### Requirement
Drop all images and give the records again exactly.
::: Records to use :::
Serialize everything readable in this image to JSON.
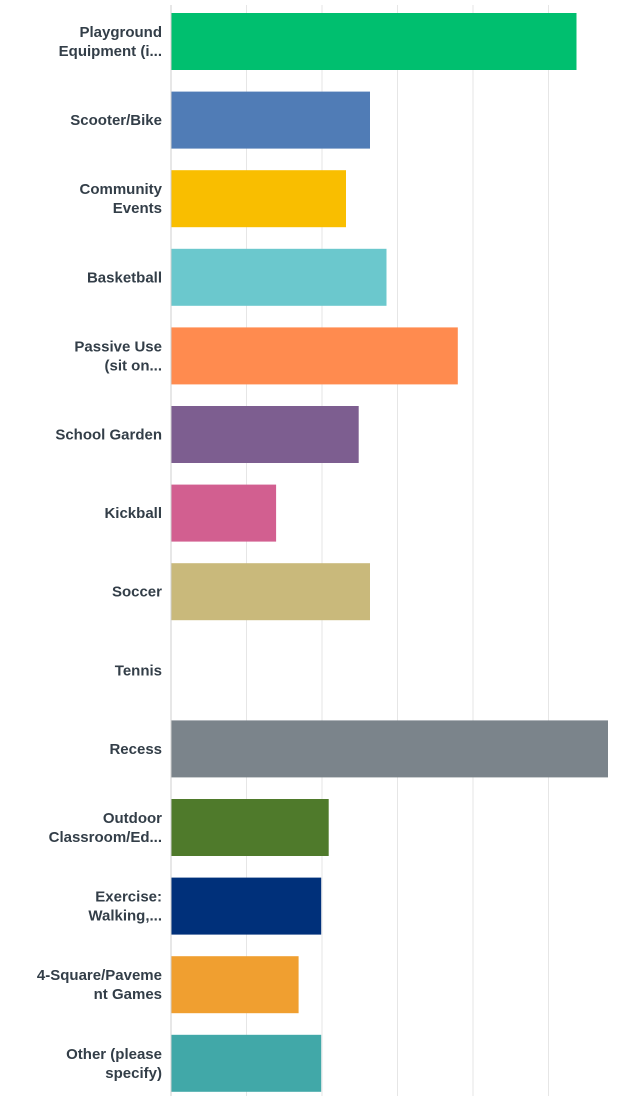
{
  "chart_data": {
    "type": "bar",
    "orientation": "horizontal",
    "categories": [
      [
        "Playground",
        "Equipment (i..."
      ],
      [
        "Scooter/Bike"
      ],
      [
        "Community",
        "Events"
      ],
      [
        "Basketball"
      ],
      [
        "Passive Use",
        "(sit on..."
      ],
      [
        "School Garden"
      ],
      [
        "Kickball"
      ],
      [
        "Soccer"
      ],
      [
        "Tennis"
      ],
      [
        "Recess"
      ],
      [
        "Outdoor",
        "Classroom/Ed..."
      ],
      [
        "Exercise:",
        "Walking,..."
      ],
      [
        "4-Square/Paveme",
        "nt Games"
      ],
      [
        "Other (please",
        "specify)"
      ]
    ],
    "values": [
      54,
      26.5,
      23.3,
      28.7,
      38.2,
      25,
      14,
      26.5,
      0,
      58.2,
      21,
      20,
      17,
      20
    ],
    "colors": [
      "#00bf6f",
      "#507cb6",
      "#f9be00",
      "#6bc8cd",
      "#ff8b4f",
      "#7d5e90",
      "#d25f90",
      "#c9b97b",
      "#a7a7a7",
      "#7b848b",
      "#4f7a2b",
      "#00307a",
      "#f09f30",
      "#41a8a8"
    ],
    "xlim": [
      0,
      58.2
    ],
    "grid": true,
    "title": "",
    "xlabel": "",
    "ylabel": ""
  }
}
:::
### Response to the task
Serialize everything readable in this image to JSON.
{
  "chart_data": {
    "type": "bar",
    "orientation": "horizontal",
    "categories": [
      [
        "Playground",
        "Equipment (i..."
      ],
      [
        "Scooter/Bike"
      ],
      [
        "Community",
        "Events"
      ],
      [
        "Basketball"
      ],
      [
        "Passive Use",
        "(sit on..."
      ],
      [
        "School Garden"
      ],
      [
        "Kickball"
      ],
      [
        "Soccer"
      ],
      [
        "Tennis"
      ],
      [
        "Recess"
      ],
      [
        "Outdoor",
        "Classroom/Ed..."
      ],
      [
        "Exercise:",
        "Walking,..."
      ],
      [
        "4-Square/Paveme",
        "nt Games"
      ],
      [
        "Other (please",
        "specify)"
      ]
    ],
    "values": [
      54,
      26.5,
      23.3,
      28.7,
      38.2,
      25,
      14,
      26.5,
      0,
      58.2,
      21,
      20,
      17,
      20
    ],
    "colors": [
      "#00bf6f",
      "#507cb6",
      "#f9be00",
      "#6bc8cd",
      "#ff8b4f",
      "#7d5e90",
      "#d25f90",
      "#c9b97b",
      "#a7a7a7",
      "#7b848b",
      "#4f7a2b",
      "#00307a",
      "#f09f30",
      "#41a8a8"
    ],
    "xlim": [
      0,
      58.2
    ],
    "grid": true,
    "title": "",
    "xlabel": "",
    "ylabel": ""
  }
}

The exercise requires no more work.